» Short problem: Repeat each record below exactly, dropping the pictures.

» Data rows:
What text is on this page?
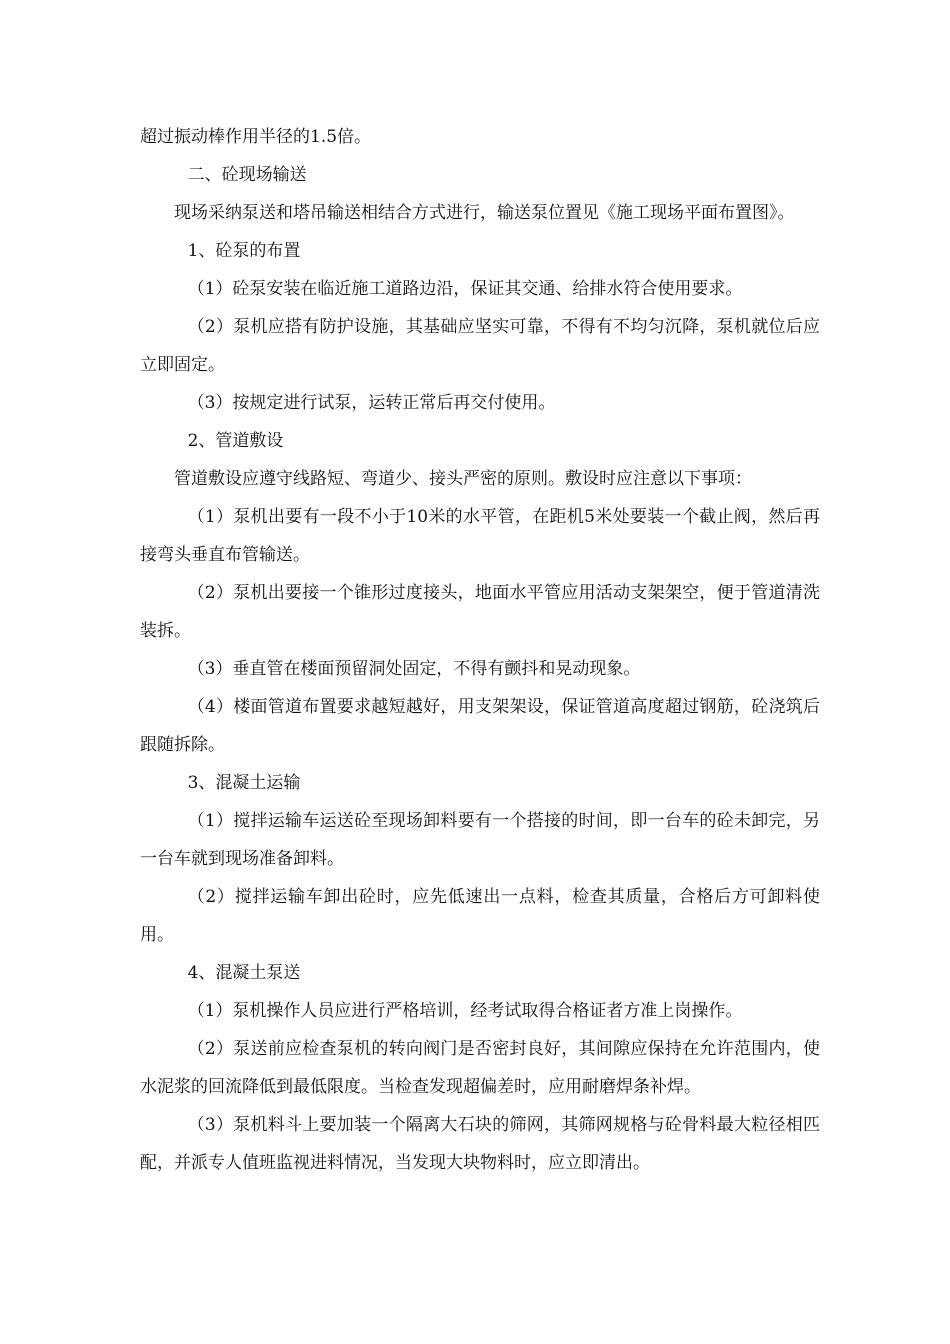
超过振动棒作用半径的1.5倍。

二、砼现场输送

现场采纳泵送和塔吊输送相结合方式进行，输送泵位置见《施工现场平面布置图》。

1、砼泵的布置

（1）砼泵安装在临近施工道路边沿，保证其交通、给排水符合使用要求。

（2）泵机应搭有防护设施，其基础应坚实可靠，不得有不均匀沉降，泵机就位后应立即固定。

（3）按规定进行试泵，运转正常后再交付使用。

2、管道敷设

管道敷设应遵守线路短、弯道少、接头严密的原则。敷设时应注意以下事项：

（1）泵机出要有一段不小于10米的水平管，在距机5米处要装一个截止阀，然后再接弯头垂直布管输送。

（2）泵机出要接一个锥形过度接头，地面水平管应用活动支架架空，便于管道清洗装拆。

（3）垂直管在楼面预留洞处固定，不得有颤抖和晃动现象。

（4）楼面管道布置要求越短越好，用支架架设，保证管道高度超过钢筋，砼浇筑后跟随拆除。

3、混凝土运输

（1）搅拌运输车运送砼至现场卸料要有一个搭接的时间，即一台车的砼未卸完，另一台车就到现场准备卸料。

（2）搅拌运输车卸出砼时，应先低速出一点料，检查其质量，合格后方可卸料使用。

4、混凝土泵送

（1）泵机操作人员应进行严格培训，经考试取得合格证者方准上岗操作。

（2）泵送前应检查泵机的转向阀门是否密封良好，其间隙应保持在允许范围内，使水泥浆的回流降低到最低限度。当检查发现超偏差时，应用耐磨焊条补焊。

（3）泵机料斗上要加装一个隔离大石块的筛网，其筛网规格与砼骨料最大粒径相匹配，并派专人值班监视进料情况，当发现大块物料时，应立即清出。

» Answer for the task:
What text is on this page?
超过振动棒作用半径的1.5倍。

二、砼现场输送

现场采纳泵送和塔吊输送相结合方式进行，输送泵位置见《施工现场平面布置图》。

1、砼泵的布置

（1）砼泵安装在临近施工道路边沿，保证其交通、给排水符合使用要求。

（2）泵机应搭有防护设施，其基础应坚实可靠，不得有不均匀沉降，泵机就位后应立即固定。

（3）按规定进行试泵，运转正常后再交付使用。

2、管道敷设

管道敷设应遵守线路短、弯道少、接头严密的原则。敷设时应注意以下事项：

（1）泵机出要有一段不小于10米的水平管，在距机5米处要装一个截止阀，然后再接弯头垂直布管输送。

（2）泵机出要接一个锥形过度接头，地面水平管应用活动支架架空，便于管道清洗装拆。

（3）垂直管在楼面预留洞处固定，不得有颤抖和晃动现象。

（4）楼面管道布置要求越短越好，用支架架设，保证管道高度超过钢筋，砼浇筑后跟随拆除。

3、混凝土运输

（1）搅拌运输车运送砼至现场卸料要有一个搭接的时间，即一台车的砼未卸完，另一台车就到现场准备卸料。

（2）搅拌运输车卸出砼时，应先低速出一点料，检查其质量，合格后方可卸料使用。

4、混凝土泵送

（1）泵机操作人员应进行严格培训，经考试取得合格证者方准上岗操作。

（2）泵送前应检查泵机的转向阀门是否密封良好，其间隙应保持在允许范围内，使水泥浆的回流降低到最低限度。当检查发现超偏差时，应用耐磨焊条补焊。

（3）泵机料斗上要加装一个隔离大石块的筛网，其筛网规格与砼骨料最大粒径相匹配，并派专人值班监视进料情况，当发现大块物料时，应立即清出。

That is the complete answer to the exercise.